[start of Extracted entries]

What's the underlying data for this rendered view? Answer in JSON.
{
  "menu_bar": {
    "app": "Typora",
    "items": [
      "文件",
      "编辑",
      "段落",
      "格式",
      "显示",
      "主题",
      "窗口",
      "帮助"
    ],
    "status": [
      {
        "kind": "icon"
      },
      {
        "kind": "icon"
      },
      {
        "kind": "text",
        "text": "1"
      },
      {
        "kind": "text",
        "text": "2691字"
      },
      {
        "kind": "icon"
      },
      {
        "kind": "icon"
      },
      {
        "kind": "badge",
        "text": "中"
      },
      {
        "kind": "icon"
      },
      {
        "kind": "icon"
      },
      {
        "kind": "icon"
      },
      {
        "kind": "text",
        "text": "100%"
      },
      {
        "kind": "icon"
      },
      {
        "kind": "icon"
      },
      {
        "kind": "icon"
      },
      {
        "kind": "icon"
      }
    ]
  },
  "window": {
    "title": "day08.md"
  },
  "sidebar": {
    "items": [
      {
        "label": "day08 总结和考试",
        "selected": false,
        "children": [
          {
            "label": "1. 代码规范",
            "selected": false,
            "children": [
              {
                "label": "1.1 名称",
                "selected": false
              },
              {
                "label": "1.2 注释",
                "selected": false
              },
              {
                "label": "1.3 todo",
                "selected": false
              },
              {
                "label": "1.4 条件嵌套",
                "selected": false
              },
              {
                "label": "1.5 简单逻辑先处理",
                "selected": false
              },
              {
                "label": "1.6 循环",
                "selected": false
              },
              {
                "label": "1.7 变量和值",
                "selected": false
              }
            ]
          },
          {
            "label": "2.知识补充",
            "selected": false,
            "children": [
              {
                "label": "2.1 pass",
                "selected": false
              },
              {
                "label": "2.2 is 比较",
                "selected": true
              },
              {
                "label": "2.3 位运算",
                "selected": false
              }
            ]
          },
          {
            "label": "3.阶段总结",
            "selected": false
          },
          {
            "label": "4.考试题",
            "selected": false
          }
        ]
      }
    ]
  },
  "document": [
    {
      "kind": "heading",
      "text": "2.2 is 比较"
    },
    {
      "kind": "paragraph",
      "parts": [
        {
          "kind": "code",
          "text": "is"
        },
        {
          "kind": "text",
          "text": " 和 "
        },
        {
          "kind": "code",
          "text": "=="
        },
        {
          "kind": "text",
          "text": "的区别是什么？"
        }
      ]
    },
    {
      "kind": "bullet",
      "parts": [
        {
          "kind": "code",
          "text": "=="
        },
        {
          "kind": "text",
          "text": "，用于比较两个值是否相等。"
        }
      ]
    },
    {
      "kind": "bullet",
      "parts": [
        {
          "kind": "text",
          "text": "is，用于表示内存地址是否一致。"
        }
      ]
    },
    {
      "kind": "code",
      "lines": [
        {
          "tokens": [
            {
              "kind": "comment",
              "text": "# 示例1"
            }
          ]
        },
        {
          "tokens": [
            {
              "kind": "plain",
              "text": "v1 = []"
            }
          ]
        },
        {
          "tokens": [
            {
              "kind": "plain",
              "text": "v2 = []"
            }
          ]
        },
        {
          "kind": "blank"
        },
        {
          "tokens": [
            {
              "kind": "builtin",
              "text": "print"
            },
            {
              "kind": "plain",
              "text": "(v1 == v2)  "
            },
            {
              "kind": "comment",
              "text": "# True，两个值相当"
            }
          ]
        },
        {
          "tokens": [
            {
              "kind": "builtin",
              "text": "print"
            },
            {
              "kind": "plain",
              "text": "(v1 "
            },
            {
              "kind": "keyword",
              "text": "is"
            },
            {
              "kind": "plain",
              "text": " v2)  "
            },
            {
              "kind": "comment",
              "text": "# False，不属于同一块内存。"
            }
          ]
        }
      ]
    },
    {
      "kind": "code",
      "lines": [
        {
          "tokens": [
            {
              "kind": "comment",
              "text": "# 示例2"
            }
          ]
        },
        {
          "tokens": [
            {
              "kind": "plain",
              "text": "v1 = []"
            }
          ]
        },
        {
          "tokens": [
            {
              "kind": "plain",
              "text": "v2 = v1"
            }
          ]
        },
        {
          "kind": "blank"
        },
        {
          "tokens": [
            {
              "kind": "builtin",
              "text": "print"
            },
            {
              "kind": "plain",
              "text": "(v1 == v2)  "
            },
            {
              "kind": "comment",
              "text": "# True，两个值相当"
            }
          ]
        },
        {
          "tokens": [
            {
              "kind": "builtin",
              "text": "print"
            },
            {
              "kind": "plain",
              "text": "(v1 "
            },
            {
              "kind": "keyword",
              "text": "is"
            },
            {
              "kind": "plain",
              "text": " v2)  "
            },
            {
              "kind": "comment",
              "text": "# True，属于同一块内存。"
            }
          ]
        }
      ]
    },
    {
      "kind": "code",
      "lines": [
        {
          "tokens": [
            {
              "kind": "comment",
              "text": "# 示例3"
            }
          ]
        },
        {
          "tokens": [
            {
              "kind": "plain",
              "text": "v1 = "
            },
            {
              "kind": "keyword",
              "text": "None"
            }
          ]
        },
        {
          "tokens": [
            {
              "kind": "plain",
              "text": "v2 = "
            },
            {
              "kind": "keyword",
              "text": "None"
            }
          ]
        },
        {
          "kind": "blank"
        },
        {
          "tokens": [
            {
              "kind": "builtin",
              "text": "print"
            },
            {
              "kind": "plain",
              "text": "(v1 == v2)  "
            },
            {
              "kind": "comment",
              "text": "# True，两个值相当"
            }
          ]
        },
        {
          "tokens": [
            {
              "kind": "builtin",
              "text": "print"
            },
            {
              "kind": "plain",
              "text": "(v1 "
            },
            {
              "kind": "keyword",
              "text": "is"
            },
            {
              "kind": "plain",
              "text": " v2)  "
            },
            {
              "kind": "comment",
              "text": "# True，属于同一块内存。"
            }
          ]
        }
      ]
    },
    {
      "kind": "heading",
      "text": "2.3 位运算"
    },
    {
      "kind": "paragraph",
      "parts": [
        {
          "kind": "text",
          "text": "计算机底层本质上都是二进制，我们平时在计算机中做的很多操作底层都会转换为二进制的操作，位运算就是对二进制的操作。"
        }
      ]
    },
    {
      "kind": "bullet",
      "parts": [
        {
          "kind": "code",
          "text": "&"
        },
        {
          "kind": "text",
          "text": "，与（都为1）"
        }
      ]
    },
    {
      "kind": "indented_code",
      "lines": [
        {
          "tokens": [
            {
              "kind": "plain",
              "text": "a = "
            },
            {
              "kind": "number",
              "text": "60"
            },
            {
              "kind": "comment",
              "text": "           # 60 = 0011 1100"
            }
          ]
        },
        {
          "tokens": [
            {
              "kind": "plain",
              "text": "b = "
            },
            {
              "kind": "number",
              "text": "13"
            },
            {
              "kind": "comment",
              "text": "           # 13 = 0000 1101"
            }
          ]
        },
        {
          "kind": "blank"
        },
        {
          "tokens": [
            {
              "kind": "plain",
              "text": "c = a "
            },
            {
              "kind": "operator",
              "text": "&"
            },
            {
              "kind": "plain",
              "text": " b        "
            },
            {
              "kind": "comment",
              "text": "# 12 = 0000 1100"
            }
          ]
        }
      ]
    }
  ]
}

[end of Extracted entries]

▶ [Goal]
Restate each of the entries above verbatim.

▶ [Output of the task]
What's the underlying data for this rendered view? Answer in JSON.
{
  "menu_bar": {
    "app": "Typora",
    "items": [
      "文件",
      "编辑",
      "段落",
      "格式",
      "显示",
      "主题",
      "窗口",
      "帮助"
    ],
    "status": [
      {
        "kind": "icon"
      },
      {
        "kind": "icon"
      },
      {
        "kind": "text",
        "text": "1"
      },
      {
        "kind": "text",
        "text": "2691字"
      },
      {
        "kind": "icon"
      },
      {
        "kind": "icon"
      },
      {
        "kind": "badge",
        "text": "中"
      },
      {
        "kind": "icon"
      },
      {
        "kind": "icon"
      },
      {
        "kind": "icon"
      },
      {
        "kind": "text",
        "text": "100%"
      },
      {
        "kind": "icon"
      },
      {
        "kind": "icon"
      },
      {
        "kind": "icon"
      },
      {
        "kind": "icon"
      }
    ]
  },
  "window": {
    "title": "day08.md"
  },
  "sidebar": {
    "items": [
      {
        "label": "day08 总结和考试",
        "selected": false,
        "children": [
          {
            "label": "1. 代码规范",
            "selected": false,
            "children": [
              {
                "label": "1.1 名称",
                "selected": false
              },
              {
                "label": "1.2 注释",
                "selected": false
              },
              {
                "label": "1.3 todo",
                "selected": false
              },
              {
                "label": "1.4 条件嵌套",
                "selected": false
              },
              {
                "label": "1.5 简单逻辑先处理",
                "selected": false
              },
              {
                "label": "1.6 循环",
                "selected": false
              },
              {
                "label": "1.7 变量和值",
                "selected": false
              }
            ]
          },
          {
            "label": "2.知识补充",
            "selected": false,
            "children": [
              {
                "label": "2.1 pass",
                "selected": false
              },
              {
                "label": "2.2 is 比较",
                "selected": true
              },
              {
                "label": "2.3 位运算",
                "selected": false
              }
            ]
          },
          {
            "label": "3.阶段总结",
            "selected": false
          },
          {
            "label": "4.考试题",
            "selected": false
          }
        ]
      }
    ]
  },
  "document": [
    {
      "kind": "heading",
      "text": "2.2 is 比较"
    },
    {
      "kind": "paragraph",
      "parts": [
        {
          "kind": "code",
          "text": "is"
        },
        {
          "kind": "text",
          "text": " 和 "
        },
        {
          "kind": "code",
          "text": "=="
        },
        {
          "kind": "text",
          "text": "的区别是什么？"
        }
      ]
    },
    {
      "kind": "bullet",
      "parts": [
        {
          "kind": "code",
          "text": "=="
        },
        {
          "kind": "text",
          "text": "，用于比较两个值是否相等。"
        }
      ]
    },
    {
      "kind": "bullet",
      "parts": [
        {
          "kind": "text",
          "text": "is，用于表示内存地址是否一致。"
        }
      ]
    },
    {
      "kind": "code",
      "lines": [
        {
          "tokens": [
            {
              "kind": "comment",
              "text": "# 示例1"
            }
          ]
        },
        {
          "tokens": [
            {
              "kind": "plain",
              "text": "v1 = []"
            }
          ]
        },
        {
          "tokens": [
            {
              "kind": "plain",
              "text": "v2 = []"
            }
          ]
        },
        {
          "kind": "blank"
        },
        {
          "tokens": [
            {
              "kind": "builtin",
              "text": "print"
            },
            {
              "kind": "plain",
              "text": "(v1 == v2)  "
            },
            {
              "kind": "comment",
              "text": "# True，两个值相当"
            }
          ]
        },
        {
          "tokens": [
            {
              "kind": "builtin",
              "text": "print"
            },
            {
              "kind": "plain",
              "text": "(v1 "
            },
            {
              "kind": "keyword",
              "text": "is"
            },
            {
              "kind": "plain",
              "text": " v2)  "
            },
            {
              "kind": "comment",
              "text": "# False，不属于同一块内存。"
            }
          ]
        }
      ]
    },
    {
      "kind": "code",
      "lines": [
        {
          "tokens": [
            {
              "kind": "comment",
              "text": "# 示例2"
            }
          ]
        },
        {
          "tokens": [
            {
              "kind": "plain",
              "text": "v1 = []"
            }
          ]
        },
        {
          "tokens": [
            {
              "kind": "plain",
              "text": "v2 = v1"
            }
          ]
        },
        {
          "kind": "blank"
        },
        {
          "tokens": [
            {
              "kind": "builtin",
              "text": "print"
            },
            {
              "kind": "plain",
              "text": "(v1 == v2)  "
            },
            {
              "kind": "comment",
              "text": "# True，两个值相当"
            }
          ]
        },
        {
          "tokens": [
            {
              "kind": "builtin",
              "text": "print"
            },
            {
              "kind": "plain",
              "text": "(v1 "
            },
            {
              "kind": "keyword",
              "text": "is"
            },
            {
              "kind": "plain",
              "text": " v2)  "
            },
            {
              "kind": "comment",
              "text": "# True，属于同一块内存。"
            }
          ]
        }
      ]
    },
    {
      "kind": "code",
      "lines": [
        {
          "tokens": [
            {
              "kind": "comment",
              "text": "# 示例3"
            }
          ]
        },
        {
          "tokens": [
            {
              "kind": "plain",
              "text": "v1 = "
            },
            {
              "kind": "keyword",
              "text": "None"
            }
          ]
        },
        {
          "tokens": [
            {
              "kind": "plain",
              "text": "v2 = "
            },
            {
              "kind": "keyword",
              "text": "None"
            }
          ]
        },
        {
          "kind": "blank"
        },
        {
          "tokens": [
            {
              "kind": "builtin",
              "text": "print"
            },
            {
              "kind": "plain",
              "text": "(v1 == v2)  "
            },
            {
              "kind": "comment",
              "text": "# True，两个值相当"
            }
          ]
        },
        {
          "tokens": [
            {
              "kind": "builtin",
              "text": "print"
            },
            {
              "kind": "plain",
              "text": "(v1 "
            },
            {
              "kind": "keyword",
              "text": "is"
            },
            {
              "kind": "plain",
              "text": " v2)  "
            },
            {
              "kind": "comment",
              "text": "# True，属于同一块内存。"
            }
          ]
        }
      ]
    },
    {
      "kind": "heading",
      "text": "2.3 位运算"
    },
    {
      "kind": "paragraph",
      "parts": [
        {
          "kind": "text",
          "text": "计算机底层本质上都是二进制，我们平时在计算机中做的很多操作底层都会转换为二进制的操作，位运算就是对二进制的操作。"
        }
      ]
    },
    {
      "kind": "bullet",
      "parts": [
        {
          "kind": "code",
          "text": "&"
        },
        {
          "kind": "text",
          "text": "，与（都为1）"
        }
      ]
    },
    {
      "kind": "indented_code",
      "lines": [
        {
          "tokens": [
            {
              "kind": "plain",
              "text": "a = "
            },
            {
              "kind": "number",
              "text": "60"
            },
            {
              "kind": "comment",
              "text": "           # 60 = 0011 1100"
            }
          ]
        },
        {
          "tokens": [
            {
              "kind": "plain",
              "text": "b = "
            },
            {
              "kind": "number",
              "text": "13"
            },
            {
              "kind": "comment",
              "text": "           # 13 = 0000 1101"
            }
          ]
        },
        {
          "kind": "blank"
        },
        {
          "tokens": [
            {
              "kind": "plain",
              "text": "c = a "
            },
            {
              "kind": "operator",
              "text": "&"
            },
            {
              "kind": "plain",
              "text": " b        "
            },
            {
              "kind": "comment",
              "text": "# 12 = 0000 1100"
            }
          ]
        }
      ]
    }
  ]
}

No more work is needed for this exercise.